## What the task asks
Every record below should be written out exactly; pictures stay out.

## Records
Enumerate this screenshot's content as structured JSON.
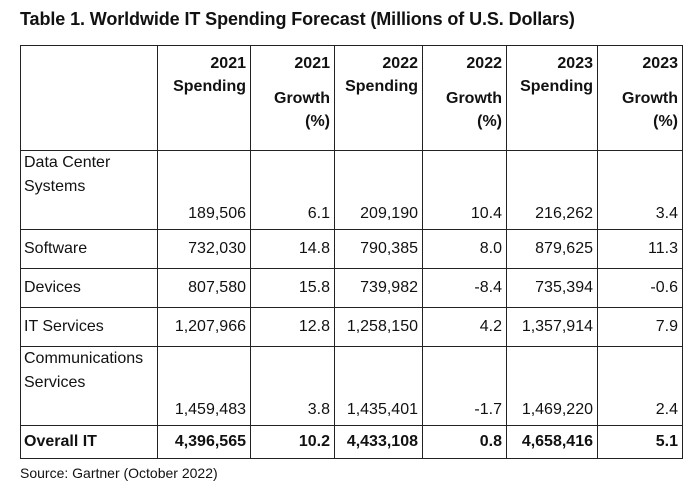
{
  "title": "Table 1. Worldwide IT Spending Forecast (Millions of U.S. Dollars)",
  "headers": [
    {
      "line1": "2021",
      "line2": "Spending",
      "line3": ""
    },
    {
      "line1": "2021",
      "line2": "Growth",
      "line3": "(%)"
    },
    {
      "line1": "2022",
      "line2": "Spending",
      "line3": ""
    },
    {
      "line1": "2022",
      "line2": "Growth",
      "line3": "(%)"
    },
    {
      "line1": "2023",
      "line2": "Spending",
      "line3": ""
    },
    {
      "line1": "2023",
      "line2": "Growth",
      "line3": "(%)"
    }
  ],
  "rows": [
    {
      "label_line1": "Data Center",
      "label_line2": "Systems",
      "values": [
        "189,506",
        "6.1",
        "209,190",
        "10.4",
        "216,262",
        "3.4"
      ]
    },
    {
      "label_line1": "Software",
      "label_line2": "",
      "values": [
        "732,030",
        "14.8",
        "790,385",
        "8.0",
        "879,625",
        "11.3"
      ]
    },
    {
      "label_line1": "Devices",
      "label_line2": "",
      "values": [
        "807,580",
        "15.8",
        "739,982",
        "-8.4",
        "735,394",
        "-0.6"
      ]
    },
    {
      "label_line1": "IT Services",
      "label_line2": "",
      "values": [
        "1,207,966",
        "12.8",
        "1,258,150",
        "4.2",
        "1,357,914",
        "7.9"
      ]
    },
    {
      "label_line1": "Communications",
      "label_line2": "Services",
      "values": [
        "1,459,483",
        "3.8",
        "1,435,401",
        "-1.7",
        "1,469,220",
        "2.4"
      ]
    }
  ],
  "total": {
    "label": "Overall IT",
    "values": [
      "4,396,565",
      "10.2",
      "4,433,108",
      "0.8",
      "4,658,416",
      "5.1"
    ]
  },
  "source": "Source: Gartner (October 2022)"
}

## Expected answer
Enumerate this screenshot's content as structured JSON.
{
  "title": "Table 1. Worldwide IT Spending Forecast (Millions of U.S. Dollars)",
  "headers": [
    {
      "line1": "2021",
      "line2": "Spending",
      "line3": ""
    },
    {
      "line1": "2021",
      "line2": "Growth",
      "line3": "(%)"
    },
    {
      "line1": "2022",
      "line2": "Spending",
      "line3": ""
    },
    {
      "line1": "2022",
      "line2": "Growth",
      "line3": "(%)"
    },
    {
      "line1": "2023",
      "line2": "Spending",
      "line3": ""
    },
    {
      "line1": "2023",
      "line2": "Growth",
      "line3": "(%)"
    }
  ],
  "rows": [
    {
      "label_line1": "Data Center",
      "label_line2": "Systems",
      "values": [
        "189,506",
        "6.1",
        "209,190",
        "10.4",
        "216,262",
        "3.4"
      ]
    },
    {
      "label_line1": "Software",
      "label_line2": "",
      "values": [
        "732,030",
        "14.8",
        "790,385",
        "8.0",
        "879,625",
        "11.3"
      ]
    },
    {
      "label_line1": "Devices",
      "label_line2": "",
      "values": [
        "807,580",
        "15.8",
        "739,982",
        "-8.4",
        "735,394",
        "-0.6"
      ]
    },
    {
      "label_line1": "IT Services",
      "label_line2": "",
      "values": [
        "1,207,966",
        "12.8",
        "1,258,150",
        "4.2",
        "1,357,914",
        "7.9"
      ]
    },
    {
      "label_line1": "Communications",
      "label_line2": "Services",
      "values": [
        "1,459,483",
        "3.8",
        "1,435,401",
        "-1.7",
        "1,469,220",
        "2.4"
      ]
    }
  ],
  "total": {
    "label": "Overall IT",
    "values": [
      "4,396,565",
      "10.2",
      "4,433,108",
      "0.8",
      "4,658,416",
      "5.1"
    ]
  },
  "source": "Source: Gartner (October 2022)"
}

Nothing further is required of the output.